**SHORT TASK**:
Copy out the lines that have "your" in them.

**DATASET EXTRACT**:
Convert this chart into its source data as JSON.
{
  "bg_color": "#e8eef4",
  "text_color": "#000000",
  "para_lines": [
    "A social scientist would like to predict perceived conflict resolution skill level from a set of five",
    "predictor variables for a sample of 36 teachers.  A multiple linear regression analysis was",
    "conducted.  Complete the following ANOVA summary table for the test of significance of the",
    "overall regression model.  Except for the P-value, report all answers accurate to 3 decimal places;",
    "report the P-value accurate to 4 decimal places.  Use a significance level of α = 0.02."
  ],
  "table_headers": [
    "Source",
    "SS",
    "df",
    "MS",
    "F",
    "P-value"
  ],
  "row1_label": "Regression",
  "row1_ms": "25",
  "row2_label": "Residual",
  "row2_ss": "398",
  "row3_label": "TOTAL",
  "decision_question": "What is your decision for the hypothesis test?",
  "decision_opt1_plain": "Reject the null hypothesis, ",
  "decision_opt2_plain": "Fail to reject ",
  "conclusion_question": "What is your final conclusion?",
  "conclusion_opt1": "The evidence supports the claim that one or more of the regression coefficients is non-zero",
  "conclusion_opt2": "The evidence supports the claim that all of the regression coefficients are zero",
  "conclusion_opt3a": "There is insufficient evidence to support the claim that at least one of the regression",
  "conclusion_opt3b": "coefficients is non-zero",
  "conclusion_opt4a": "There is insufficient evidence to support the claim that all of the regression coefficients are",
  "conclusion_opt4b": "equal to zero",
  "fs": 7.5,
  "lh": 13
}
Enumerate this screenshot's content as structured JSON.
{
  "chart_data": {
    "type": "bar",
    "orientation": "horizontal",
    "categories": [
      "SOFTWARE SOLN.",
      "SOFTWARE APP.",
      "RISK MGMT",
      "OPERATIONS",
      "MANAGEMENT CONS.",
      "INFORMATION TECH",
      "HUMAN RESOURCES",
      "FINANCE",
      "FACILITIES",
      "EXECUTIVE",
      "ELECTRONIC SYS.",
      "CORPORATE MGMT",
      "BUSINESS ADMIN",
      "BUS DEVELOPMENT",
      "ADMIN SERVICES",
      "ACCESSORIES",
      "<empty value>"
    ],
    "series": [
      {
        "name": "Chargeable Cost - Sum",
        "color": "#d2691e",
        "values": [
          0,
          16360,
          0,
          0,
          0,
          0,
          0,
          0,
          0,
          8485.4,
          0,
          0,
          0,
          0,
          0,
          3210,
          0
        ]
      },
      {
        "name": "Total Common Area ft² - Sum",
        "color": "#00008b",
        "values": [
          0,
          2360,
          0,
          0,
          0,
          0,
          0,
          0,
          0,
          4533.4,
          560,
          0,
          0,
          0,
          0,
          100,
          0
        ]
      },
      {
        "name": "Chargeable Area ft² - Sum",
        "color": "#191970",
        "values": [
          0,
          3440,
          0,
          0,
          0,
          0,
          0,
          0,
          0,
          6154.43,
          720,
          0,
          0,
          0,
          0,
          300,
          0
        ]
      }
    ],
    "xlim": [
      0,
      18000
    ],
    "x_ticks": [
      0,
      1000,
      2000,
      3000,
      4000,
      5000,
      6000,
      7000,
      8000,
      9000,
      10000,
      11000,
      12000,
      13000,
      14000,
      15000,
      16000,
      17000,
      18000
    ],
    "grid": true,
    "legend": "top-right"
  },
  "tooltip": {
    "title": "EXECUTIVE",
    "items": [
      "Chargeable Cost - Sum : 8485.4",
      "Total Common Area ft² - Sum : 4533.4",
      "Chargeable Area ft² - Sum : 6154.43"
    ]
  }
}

**EXERCISE OUTPUT**:
  "decision_question": "What is your decision for the hypothesis test?",
  "conclusion_question": "What is your final conclusion?",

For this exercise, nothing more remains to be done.